Collected data entries:
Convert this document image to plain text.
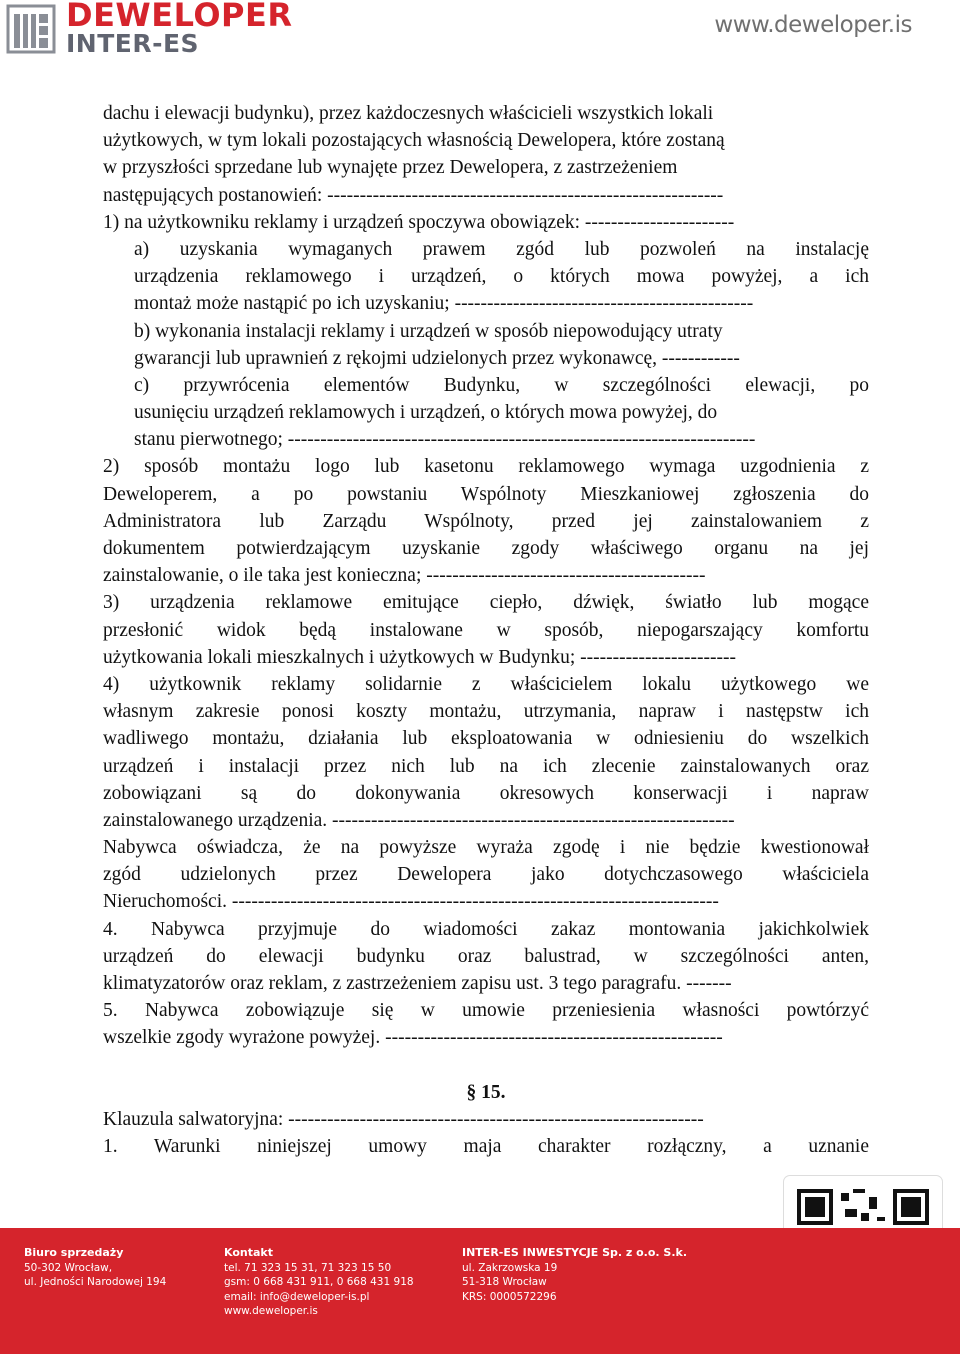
DEWELOPER
INTER-ES
www.deweloper.is
dachu i elewacji budynku), przez każdoczesnych właścicieli wszystkich lokali
użytkowych, w tym lokali pozostających własnością Dewelopera, które zostaną
w przyszłości sprzedane lub wynajęte przez Dewelopera, z zastrzeżeniem
następujących postanowień: -------------------------------------------------------------
1) na użytkowniku reklamy i urządzeń spoczywa obowiązek: -----------------------
a) uzyskania wymaganych prawem zgód lub pozwoleń na instalację
urządzenia reklamowego i urządzeń, o których mowa powyżej, a ich
montaż może nastąpić po ich uzyskaniu; ----------------------------------------------
b) wykonania instalacji reklamy i urządzeń w sposób niepowodujący utraty
gwarancji lub uprawnień z rękojmi udzielonych przez wykonawcę, ------------
c) przywrócenia elementów Budynku, w szczególności elewacji, po
usunięciu urządzeń reklamowych i urządzeń, o których mowa powyżej, do
stanu pierwotnego; ------------------------------------------------------------------------
2) sposób montażu logo lub kasetonu reklamowego wymaga uzgodnienia z
Deweloperem, a po powstaniu Wspólnoty Mieszkaniowej zgłoszenia do
Administratora lub Zarządu Wspólnoty, przed jej zainstalowaniem z
dokumentem potwierdzającym uzyskanie zgody właściwego organu na jej
zainstalowanie, o ile taka jest konieczna; -------------------------------------------
3) urządzenia reklamowe emitujące ciepło, dźwięk, światło lub mogące
przesłonić widok będą instalowane w sposób, niepogarszający komfortu
użytkowania lokali mieszkalnych i użytkowych w Budynku; ------------------------
4) użytkownik reklamy solidarnie z właścicielem lokalu użytkowego we
własnym zakresie ponosi koszty montażu, utrzymania, napraw i następstw ich
wadliwego montażu, działania lub eksploatowania w odniesieniu do wszelkich
urządzeń i instalacji przez nich lub na ich zlecenie zainstalowanych oraz
zobowiązani są do dokonywania okresowych konserwacji i napraw
zainstalowanego urządzenia. --------------------------------------------------------------
Nabywca oświadcza, że na powyższe wyraża zgodę i nie będzie kwestionował
zgód udzielonych przez Dewelopera jako dotychczasowego właściciela
Nieruchomości. ---------------------------------------------------------------------------
4. Nabywca przyjmuje do wiadomości zakaz montowania jakichkolwiek
urządzeń do elewacji budynku oraz balustrad, w szczególności anten,
klimatyzatorów oraz reklam, z zastrzeżeniem zapisu ust. 3 tego paragrafu. -------
5. Nabywca zobowiązuje się w umowie przeniesienia własności powtórzyć
wszelkie zgody wyrażone powyżej. ----------------------------------------------------
§ 15.
Klauzula salwatoryjna: ----------------------------------------------------------------
1. Warunki niniejszej umowy maja charakter rozłączny, a uznanie
Biuro sprzedaży
50-302 Wrocław,
ul. Jedności Narodowej 194
Kontakt
tel. 71 323 15 31, 71 323 15 50
gsm: 0 668 431 911, 0 668 431 918
email: info@deweloper-is.pl
www.deweloper.is
INTER-ES INWESTYCJE Sp. z o.o. S.k.
ul. Zakrzowska 19
51-318 Wrocław
KRS: 0000572296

→ WORK TO DO
Copy out each line in the listing that has the word "napraw".

→ TASK OUTPUT
własnym zakresie ponosi koszty montażu, utrzymania, napraw i następstw ich
zobowiązani są do dokonywania okresowych konserwacji i napraw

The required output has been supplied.